BEGIN
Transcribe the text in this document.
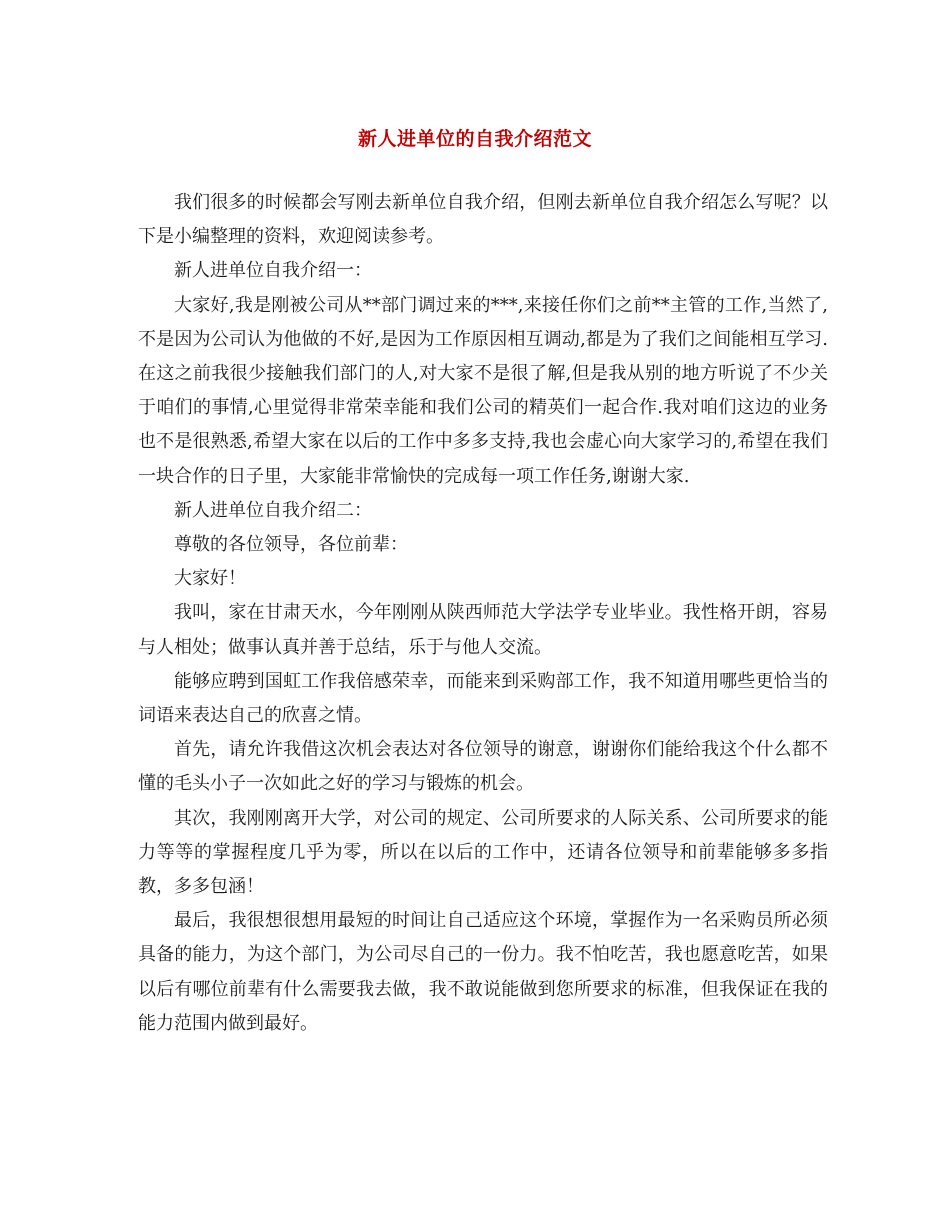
新人进单位的自我介绍范文

我们很多的时候都会写刚去新单位自我介绍，但刚去新单位自我介绍怎么写呢？以下是小编整理的资料，欢迎阅读参考。

新人进单位自我介绍一：

大家好,我是刚被公司从**部门调过来的***,来接任你们之前**主管的工作,当然了,不是因为公司认为他做的不好,是因为工作原因相互调动,都是为了我们之间能相互学习.在这之前我很少接触我们部门的人,对大家不是很了解,但是我从别的地方听说了不少关于咱们的事情,心里觉得非常荣幸能和我们公司的精英们一起合作.我对咱们这边的业务也不是很熟悉,希望大家在以后的工作中多多支持,我也会虚心向大家学习的,希望在我们一块合作的日子里，大家能非常愉快的完成每一项工作任务,谢谢大家.

新人进单位自我介绍二：

尊敬的各位领导，各位前辈：

大家好！

我叫，家在甘肃天水，今年刚刚从陕西师范大学法学专业毕业。我性格开朗，容易与人相处；做事认真并善于总结，乐于与他人交流。

能够应聘到国虹工作我倍感荣幸，而能来到采购部工作，我不知道用哪些更恰当的词语来表达自己的欣喜之情。

首先，请允许我借这次机会表达对各位领导的谢意，谢谢你们能给我这个什么都不懂的毛头小子一次如此之好的学习与锻炼的机会。

其次，我刚刚离开大学，对公司的规定、公司所要求的人际关系、公司所要求的能力等等的掌握程度几乎为零，所以在以后的工作中，还请各位领导和前辈能够多多指教，多多包涵！

最后，我很想很想用最短的时间让自己适应这个环境，掌握作为一名采购员所必须具备的能力，为这个部门，为公司尽自己的一份力。我不怕吃苦，我也愿意吃苦，如果以后有哪位前辈有什么需要我去做，我不敢说能做到您所要求的标准，但我保证在我的能力范围内做到最好。
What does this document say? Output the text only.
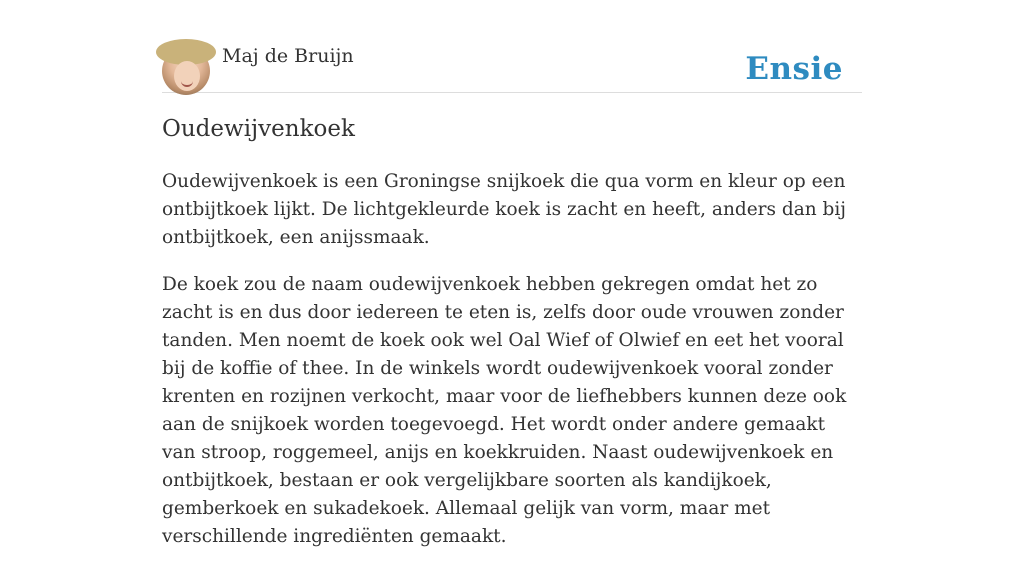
Maj de Bruijn	Ensie
Oudewijvenkoek

Oudewijvenkoek is een Groningse snijkoek die qua vorm en kleur op een ontbijtkoek lijkt. De lichtgekleurde koek is zacht en heeft, anders dan bij ontbijtkoek, een anijssmaak.

De koek zou de naam oudewijvenkoek hebben gekregen omdat het zo zacht is en dus door iedereen te eten is, zelfs door oude vrouwen zonder tanden. Men noemt de koek ook wel Oal Wief of Olwief en eet het vooral bij de koffie of thee. In de winkels wordt oudewijvenkoek vooral zonder krenten en rozijnen verkocht, maar voor de liefhebbers kunnen deze ook aan de snijkoek worden toegevoegd. Het wordt onder andere gemaakt van stroop, roggemeel, anijs en koekkruiden. Naast oudewijvenkoek en ontbijtkoek, bestaan er ook vergelijkbare soorten als kandijkoek, gemberkoek en sukadekoek. Allemaal gelijk van vorm, maar met verschillende ingrediënten gemaakt.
END
• [REQUIRED WORK]
Look through the entries above and report each line where the string "this" occurs.

• [SOLUTION TO THE EXERCISE]
Transcribe the text in this document.
What does this document say? Output the text only.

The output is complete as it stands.